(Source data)
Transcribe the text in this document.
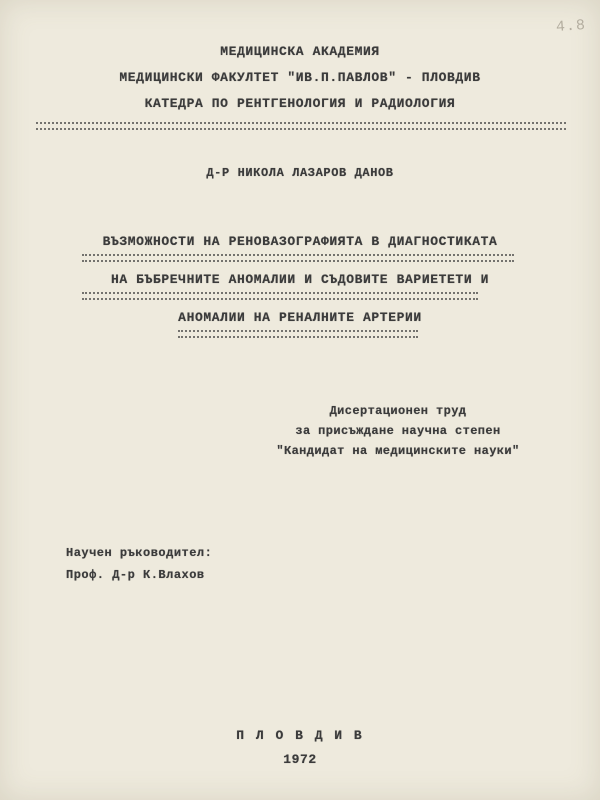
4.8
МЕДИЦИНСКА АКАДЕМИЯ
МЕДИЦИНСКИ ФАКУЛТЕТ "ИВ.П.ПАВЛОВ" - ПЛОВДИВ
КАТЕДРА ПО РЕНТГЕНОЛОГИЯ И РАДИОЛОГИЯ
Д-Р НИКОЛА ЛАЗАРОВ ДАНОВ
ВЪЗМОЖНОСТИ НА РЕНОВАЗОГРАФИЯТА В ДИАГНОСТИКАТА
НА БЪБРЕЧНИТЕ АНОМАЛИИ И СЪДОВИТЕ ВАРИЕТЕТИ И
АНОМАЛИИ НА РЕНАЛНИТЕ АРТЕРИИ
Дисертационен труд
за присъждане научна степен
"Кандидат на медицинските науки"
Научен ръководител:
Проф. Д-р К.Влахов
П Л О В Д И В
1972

--

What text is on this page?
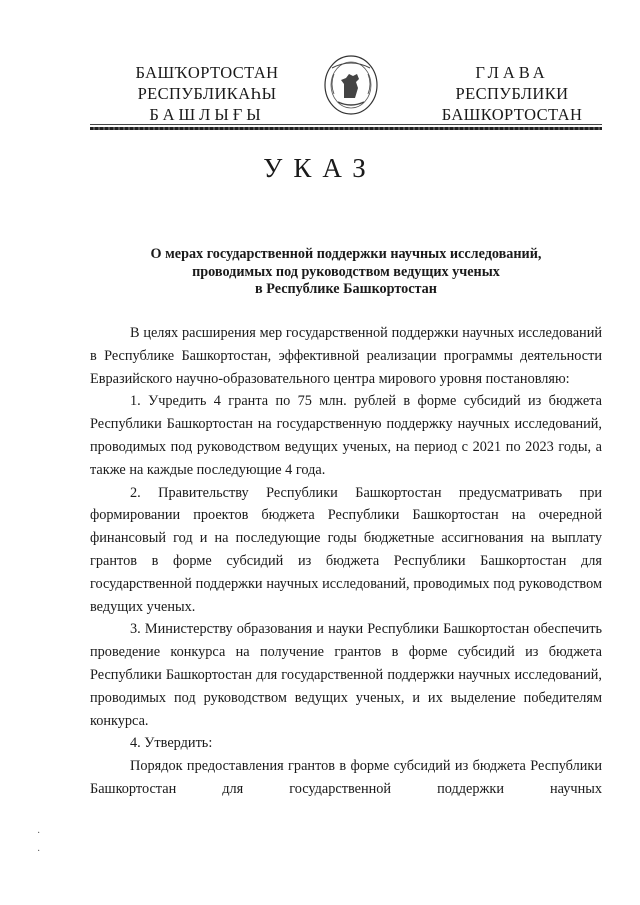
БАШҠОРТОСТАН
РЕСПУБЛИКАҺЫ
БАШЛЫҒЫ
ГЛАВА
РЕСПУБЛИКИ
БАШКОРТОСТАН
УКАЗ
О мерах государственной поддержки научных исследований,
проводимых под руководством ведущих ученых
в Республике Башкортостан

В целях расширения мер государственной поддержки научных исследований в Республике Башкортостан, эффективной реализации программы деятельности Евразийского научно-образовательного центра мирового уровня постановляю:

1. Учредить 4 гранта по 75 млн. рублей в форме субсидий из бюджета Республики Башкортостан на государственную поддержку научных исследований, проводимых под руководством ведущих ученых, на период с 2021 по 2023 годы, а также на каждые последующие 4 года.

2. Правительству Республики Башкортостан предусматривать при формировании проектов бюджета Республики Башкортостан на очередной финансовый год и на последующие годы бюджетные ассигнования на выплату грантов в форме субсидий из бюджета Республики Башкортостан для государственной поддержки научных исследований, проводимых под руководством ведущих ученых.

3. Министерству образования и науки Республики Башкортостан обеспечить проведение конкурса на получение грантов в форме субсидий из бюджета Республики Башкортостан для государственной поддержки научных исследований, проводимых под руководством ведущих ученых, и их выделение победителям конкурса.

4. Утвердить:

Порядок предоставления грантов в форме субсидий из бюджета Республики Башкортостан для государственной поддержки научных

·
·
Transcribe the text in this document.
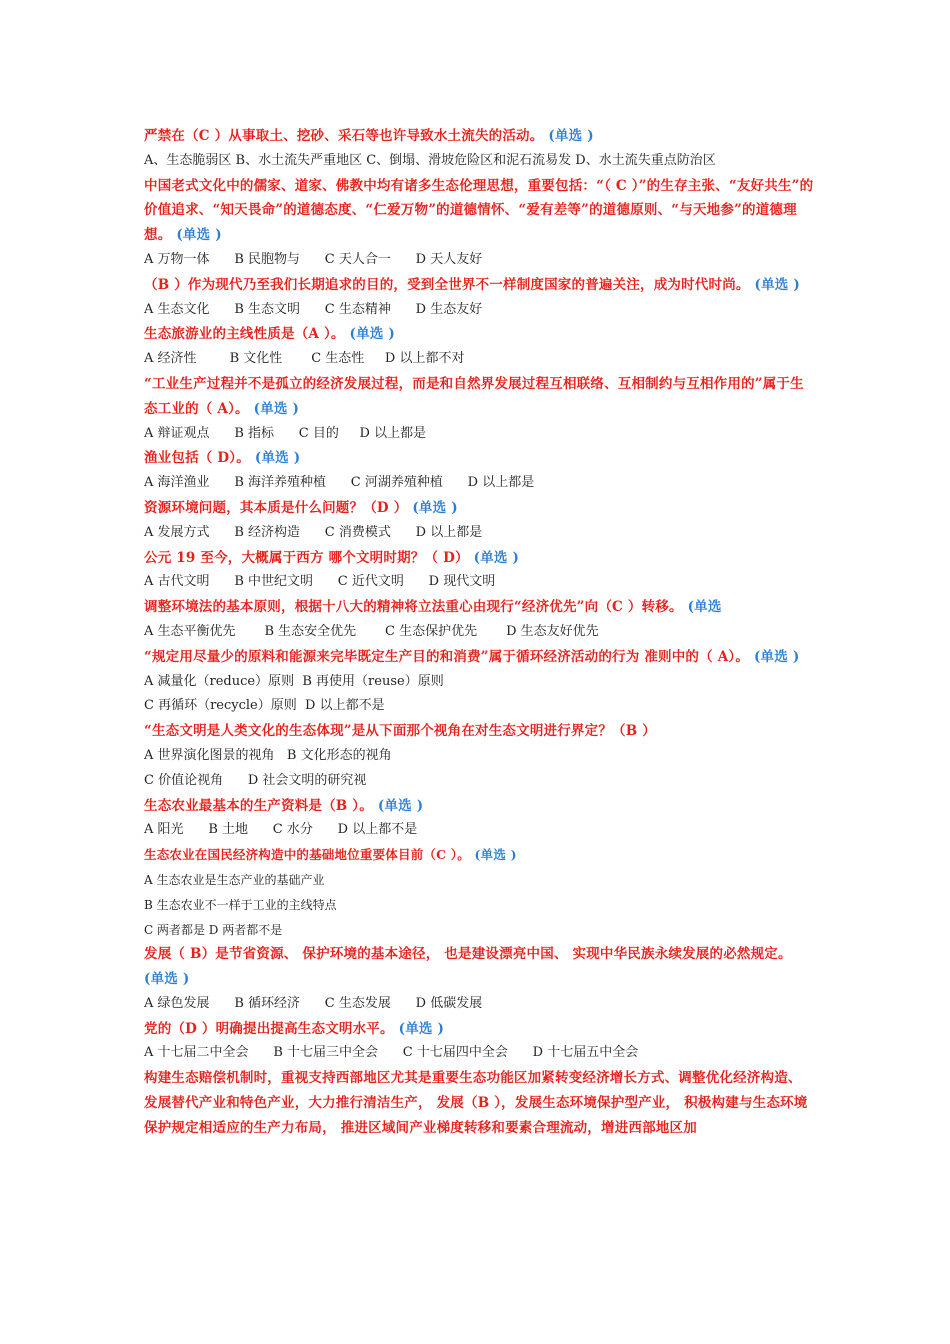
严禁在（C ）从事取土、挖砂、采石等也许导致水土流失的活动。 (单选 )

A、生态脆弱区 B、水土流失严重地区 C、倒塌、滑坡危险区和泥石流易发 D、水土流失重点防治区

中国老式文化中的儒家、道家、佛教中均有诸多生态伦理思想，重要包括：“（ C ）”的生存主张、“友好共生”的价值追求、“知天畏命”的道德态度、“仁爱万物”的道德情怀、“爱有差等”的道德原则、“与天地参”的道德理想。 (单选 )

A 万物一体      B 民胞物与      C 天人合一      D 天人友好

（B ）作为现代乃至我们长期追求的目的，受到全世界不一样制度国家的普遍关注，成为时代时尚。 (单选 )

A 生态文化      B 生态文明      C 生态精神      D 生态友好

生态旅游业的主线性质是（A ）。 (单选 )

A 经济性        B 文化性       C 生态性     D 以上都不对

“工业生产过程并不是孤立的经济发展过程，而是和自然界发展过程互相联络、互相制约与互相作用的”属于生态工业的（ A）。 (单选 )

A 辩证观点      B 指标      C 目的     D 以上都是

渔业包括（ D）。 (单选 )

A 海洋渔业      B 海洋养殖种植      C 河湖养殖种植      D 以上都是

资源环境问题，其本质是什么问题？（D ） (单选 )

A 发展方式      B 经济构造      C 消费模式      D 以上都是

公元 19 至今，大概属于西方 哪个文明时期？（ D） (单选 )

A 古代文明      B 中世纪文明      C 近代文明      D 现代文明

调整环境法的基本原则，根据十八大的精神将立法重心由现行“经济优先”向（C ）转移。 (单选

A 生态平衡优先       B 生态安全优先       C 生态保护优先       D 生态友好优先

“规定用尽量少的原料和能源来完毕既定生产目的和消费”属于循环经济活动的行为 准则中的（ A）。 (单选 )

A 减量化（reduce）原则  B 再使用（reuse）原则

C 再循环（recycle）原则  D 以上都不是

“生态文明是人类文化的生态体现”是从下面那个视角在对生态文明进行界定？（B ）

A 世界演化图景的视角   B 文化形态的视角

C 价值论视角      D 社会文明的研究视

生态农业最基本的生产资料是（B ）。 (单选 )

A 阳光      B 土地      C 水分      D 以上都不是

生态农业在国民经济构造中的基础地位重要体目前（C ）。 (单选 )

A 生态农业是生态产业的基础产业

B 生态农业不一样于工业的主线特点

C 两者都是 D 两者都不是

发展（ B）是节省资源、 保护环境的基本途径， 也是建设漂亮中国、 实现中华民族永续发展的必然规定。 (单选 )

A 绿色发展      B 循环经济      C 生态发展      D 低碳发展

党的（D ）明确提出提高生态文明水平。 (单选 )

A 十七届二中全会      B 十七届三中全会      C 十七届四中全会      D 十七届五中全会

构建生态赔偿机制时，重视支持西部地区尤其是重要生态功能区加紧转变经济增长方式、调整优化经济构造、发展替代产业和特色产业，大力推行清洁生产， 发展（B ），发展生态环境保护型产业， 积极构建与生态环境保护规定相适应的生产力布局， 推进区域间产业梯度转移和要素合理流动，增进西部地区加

Request:
Which lines above contain "以上都不是"? Show each of them.

Answer to this task:
C 再循环（recycle）原则  D 以上都不是
A 阳光      B 土地      C 水分      D 以上都不是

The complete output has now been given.